* Start Entries provided *
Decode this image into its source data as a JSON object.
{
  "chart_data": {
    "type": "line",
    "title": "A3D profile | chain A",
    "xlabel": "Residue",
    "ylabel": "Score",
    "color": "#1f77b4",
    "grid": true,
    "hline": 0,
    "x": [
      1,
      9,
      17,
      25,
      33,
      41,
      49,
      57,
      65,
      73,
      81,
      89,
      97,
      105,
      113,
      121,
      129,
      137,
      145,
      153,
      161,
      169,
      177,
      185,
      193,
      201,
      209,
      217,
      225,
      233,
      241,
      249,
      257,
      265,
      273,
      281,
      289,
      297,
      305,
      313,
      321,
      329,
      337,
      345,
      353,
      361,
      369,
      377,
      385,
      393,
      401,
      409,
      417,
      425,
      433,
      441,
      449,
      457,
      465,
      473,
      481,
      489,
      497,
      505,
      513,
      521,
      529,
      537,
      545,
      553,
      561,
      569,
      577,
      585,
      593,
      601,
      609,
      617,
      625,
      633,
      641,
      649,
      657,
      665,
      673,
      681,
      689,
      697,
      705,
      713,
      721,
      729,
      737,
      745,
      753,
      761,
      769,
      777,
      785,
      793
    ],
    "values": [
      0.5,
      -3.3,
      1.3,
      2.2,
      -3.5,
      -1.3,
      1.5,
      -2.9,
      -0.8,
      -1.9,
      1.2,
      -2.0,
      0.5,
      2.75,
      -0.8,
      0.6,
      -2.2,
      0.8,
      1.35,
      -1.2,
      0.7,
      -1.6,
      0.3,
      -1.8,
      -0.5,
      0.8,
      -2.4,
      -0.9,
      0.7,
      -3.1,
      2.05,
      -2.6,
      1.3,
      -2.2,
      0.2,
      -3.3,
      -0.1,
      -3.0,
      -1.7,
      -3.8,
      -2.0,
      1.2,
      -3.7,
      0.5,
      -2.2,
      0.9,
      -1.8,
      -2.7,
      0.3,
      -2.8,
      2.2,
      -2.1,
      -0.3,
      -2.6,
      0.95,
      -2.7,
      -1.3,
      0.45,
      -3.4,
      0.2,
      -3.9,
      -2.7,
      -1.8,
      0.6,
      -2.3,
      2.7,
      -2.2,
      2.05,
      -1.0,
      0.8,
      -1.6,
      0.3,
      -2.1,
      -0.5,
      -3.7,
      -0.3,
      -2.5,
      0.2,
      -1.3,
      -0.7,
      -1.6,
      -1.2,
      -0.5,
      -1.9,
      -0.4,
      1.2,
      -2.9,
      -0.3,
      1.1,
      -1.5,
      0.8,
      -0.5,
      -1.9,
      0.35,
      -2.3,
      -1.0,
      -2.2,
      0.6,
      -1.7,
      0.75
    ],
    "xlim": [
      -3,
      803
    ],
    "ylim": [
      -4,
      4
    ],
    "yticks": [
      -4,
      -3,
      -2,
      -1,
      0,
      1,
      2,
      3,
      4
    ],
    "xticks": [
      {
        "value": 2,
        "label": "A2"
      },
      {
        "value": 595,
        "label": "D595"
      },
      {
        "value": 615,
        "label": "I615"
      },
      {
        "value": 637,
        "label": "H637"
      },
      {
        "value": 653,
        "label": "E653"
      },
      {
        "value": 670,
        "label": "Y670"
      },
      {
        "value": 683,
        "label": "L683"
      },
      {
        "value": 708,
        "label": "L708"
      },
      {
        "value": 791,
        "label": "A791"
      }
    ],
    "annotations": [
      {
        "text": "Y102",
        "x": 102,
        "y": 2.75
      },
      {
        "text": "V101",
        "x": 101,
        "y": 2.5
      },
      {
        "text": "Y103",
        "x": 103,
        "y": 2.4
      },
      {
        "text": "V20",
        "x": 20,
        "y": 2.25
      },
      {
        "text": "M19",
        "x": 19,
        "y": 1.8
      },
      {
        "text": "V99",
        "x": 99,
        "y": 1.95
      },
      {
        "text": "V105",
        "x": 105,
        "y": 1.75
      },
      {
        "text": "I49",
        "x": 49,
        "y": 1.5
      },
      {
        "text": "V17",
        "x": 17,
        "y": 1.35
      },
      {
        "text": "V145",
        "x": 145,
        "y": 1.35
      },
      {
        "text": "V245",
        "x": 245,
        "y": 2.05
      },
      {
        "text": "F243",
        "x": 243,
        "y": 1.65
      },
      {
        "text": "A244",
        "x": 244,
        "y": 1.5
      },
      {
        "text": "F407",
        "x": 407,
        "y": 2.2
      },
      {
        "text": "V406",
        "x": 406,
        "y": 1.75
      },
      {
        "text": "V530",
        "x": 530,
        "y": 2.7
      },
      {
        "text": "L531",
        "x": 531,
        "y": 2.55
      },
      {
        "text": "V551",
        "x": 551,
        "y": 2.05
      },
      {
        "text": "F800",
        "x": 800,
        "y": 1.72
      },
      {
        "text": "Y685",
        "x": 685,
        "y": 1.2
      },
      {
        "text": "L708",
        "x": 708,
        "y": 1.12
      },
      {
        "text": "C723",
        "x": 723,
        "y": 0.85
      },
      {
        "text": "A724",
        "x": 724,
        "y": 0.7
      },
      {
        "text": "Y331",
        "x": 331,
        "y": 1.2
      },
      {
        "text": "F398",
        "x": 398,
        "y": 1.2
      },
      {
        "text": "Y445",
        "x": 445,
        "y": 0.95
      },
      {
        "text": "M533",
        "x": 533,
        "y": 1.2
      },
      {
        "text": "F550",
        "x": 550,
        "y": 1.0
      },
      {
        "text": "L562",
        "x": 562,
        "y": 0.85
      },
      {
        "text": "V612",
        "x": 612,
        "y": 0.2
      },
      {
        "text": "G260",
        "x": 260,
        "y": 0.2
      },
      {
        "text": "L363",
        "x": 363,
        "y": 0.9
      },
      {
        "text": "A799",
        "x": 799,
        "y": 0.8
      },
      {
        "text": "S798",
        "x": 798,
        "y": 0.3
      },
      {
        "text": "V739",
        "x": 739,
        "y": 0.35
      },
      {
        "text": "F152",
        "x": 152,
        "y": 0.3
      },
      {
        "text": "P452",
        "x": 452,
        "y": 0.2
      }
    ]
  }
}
* End Entries provided *
▶ **Your objective**: Repeat the entries shown above, every one, word for word.

▶ **Response to the exercise**:
Decode this image into its source data as a JSON object.
{
  "chart_data": {
    "type": "line",
    "title": "A3D profile | chain A",
    "xlabel": "Residue",
    "ylabel": "Score",
    "color": "#1f77b4",
    "grid": true,
    "hline": 0,
    "x": [
      1,
      9,
      17,
      25,
      33,
      41,
      49,
      57,
      65,
      73,
      81,
      89,
      97,
      105,
      113,
      121,
      129,
      137,
      145,
      153,
      161,
      169,
      177,
      185,
      193,
      201,
      209,
      217,
      225,
      233,
      241,
      249,
      257,
      265,
      273,
      281,
      289,
      297,
      305,
      313,
      321,
      329,
      337,
      345,
      353,
      361,
      369,
      377,
      385,
      393,
      401,
      409,
      417,
      425,
      433,
      441,
      449,
      457,
      465,
      473,
      481,
      489,
      497,
      505,
      513,
      521,
      529,
      537,
      545,
      553,
      561,
      569,
      577,
      585,
      593,
      601,
      609,
      617,
      625,
      633,
      641,
      649,
      657,
      665,
      673,
      681,
      689,
      697,
      705,
      713,
      721,
      729,
      737,
      745,
      753,
      761,
      769,
      777,
      785,
      793
    ],
    "values": [
      0.5,
      -3.3,
      1.3,
      2.2,
      -3.5,
      -1.3,
      1.5,
      -2.9,
      -0.8,
      -1.9,
      1.2,
      -2.0,
      0.5,
      2.75,
      -0.8,
      0.6,
      -2.2,
      0.8,
      1.35,
      -1.2,
      0.7,
      -1.6,
      0.3,
      -1.8,
      -0.5,
      0.8,
      -2.4,
      -0.9,
      0.7,
      -3.1,
      2.05,
      -2.6,
      1.3,
      -2.2,
      0.2,
      -3.3,
      -0.1,
      -3.0,
      -1.7,
      -3.8,
      -2.0,
      1.2,
      -3.7,
      0.5,
      -2.2,
      0.9,
      -1.8,
      -2.7,
      0.3,
      -2.8,
      2.2,
      -2.1,
      -0.3,
      -2.6,
      0.95,
      -2.7,
      -1.3,
      0.45,
      -3.4,
      0.2,
      -3.9,
      -2.7,
      -1.8,
      0.6,
      -2.3,
      2.7,
      -2.2,
      2.05,
      -1.0,
      0.8,
      -1.6,
      0.3,
      -2.1,
      -0.5,
      -3.7,
      -0.3,
      -2.5,
      0.2,
      -1.3,
      -0.7,
      -1.6,
      -1.2,
      -0.5,
      -1.9,
      -0.4,
      1.2,
      -2.9,
      -0.3,
      1.1,
      -1.5,
      0.8,
      -0.5,
      -1.9,
      0.35,
      -2.3,
      -1.0,
      -2.2,
      0.6,
      -1.7,
      0.75
    ],
    "xlim": [
      -3,
      803
    ],
    "ylim": [
      -4,
      4
    ],
    "yticks": [
      -4,
      -3,
      -2,
      -1,
      0,
      1,
      2,
      3,
      4
    ],
    "xticks": [
      {
        "value": 2,
        "label": "A2"
      },
      {
        "value": 595,
        "label": "D595"
      },
      {
        "value": 615,
        "label": "I615"
      },
      {
        "value": 637,
        "label": "H637"
      },
      {
        "value": 653,
        "label": "E653"
      },
      {
        "value": 670,
        "label": "Y670"
      },
      {
        "value": 683,
        "label": "L683"
      },
      {
        "value": 708,
        "label": "L708"
      },
      {
        "value": 791,
        "label": "A791"
      }
    ],
    "annotations": [
      {
        "text": "Y102",
        "x": 102,
        "y": 2.75
      },
      {
        "text": "V101",
        "x": 101,
        "y": 2.5
      },
      {
        "text": "Y103",
        "x": 103,
        "y": 2.4
      },
      {
        "text": "V20",
        "x": 20,
        "y": 2.25
      },
      {
        "text": "M19",
        "x": 19,
        "y": 1.8
      },
      {
        "text": "V99",
        "x": 99,
        "y": 1.95
      },
      {
        "text": "V105",
        "x": 105,
        "y": 1.75
      },
      {
        "text": "I49",
        "x": 49,
        "y": 1.5
      },
      {
        "text": "V17",
        "x": 17,
        "y": 1.35
      },
      {
        "text": "V145",
        "x": 145,
        "y": 1.35
      },
      {
        "text": "V245",
        "x": 245,
        "y": 2.05
      },
      {
        "text": "F243",
        "x": 243,
        "y": 1.65
      },
      {
        "text": "A244",
        "x": 244,
        "y": 1.5
      },
      {
        "text": "F407",
        "x": 407,
        "y": 2.2
      },
      {
        "text": "V406",
        "x": 406,
        "y": 1.75
      },
      {
        "text": "V530",
        "x": 530,
        "y": 2.7
      },
      {
        "text": "L531",
        "x": 531,
        "y": 2.55
      },
      {
        "text": "V551",
        "x": 551,
        "y": 2.05
      },
      {
        "text": "F800",
        "x": 800,
        "y": 1.72
      },
      {
        "text": "Y685",
        "x": 685,
        "y": 1.2
      },
      {
        "text": "L708",
        "x": 708,
        "y": 1.12
      },
      {
        "text": "C723",
        "x": 723,
        "y": 0.85
      },
      {
        "text": "A724",
        "x": 724,
        "y": 0.7
      },
      {
        "text": "Y331",
        "x": 331,
        "y": 1.2
      },
      {
        "text": "F398",
        "x": 398,
        "y": 1.2
      },
      {
        "text": "Y445",
        "x": 445,
        "y": 0.95
      },
      {
        "text": "M533",
        "x": 533,
        "y": 1.2
      },
      {
        "text": "F550",
        "x": 550,
        "y": 1.0
      },
      {
        "text": "L562",
        "x": 562,
        "y": 0.85
      },
      {
        "text": "V612",
        "x": 612,
        "y": 0.2
      },
      {
        "text": "G260",
        "x": 260,
        "y": 0.2
      },
      {
        "text": "L363",
        "x": 363,
        "y": 0.9
      },
      {
        "text": "A799",
        "x": 799,
        "y": 0.8
      },
      {
        "text": "S798",
        "x": 798,
        "y": 0.3
      },
      {
        "text": "V739",
        "x": 739,
        "y": 0.35
      },
      {
        "text": "F152",
        "x": 152,
        "y": 0.3
      },
      {
        "text": "P452",
        "x": 452,
        "y": 0.2
      }
    ]
  }
}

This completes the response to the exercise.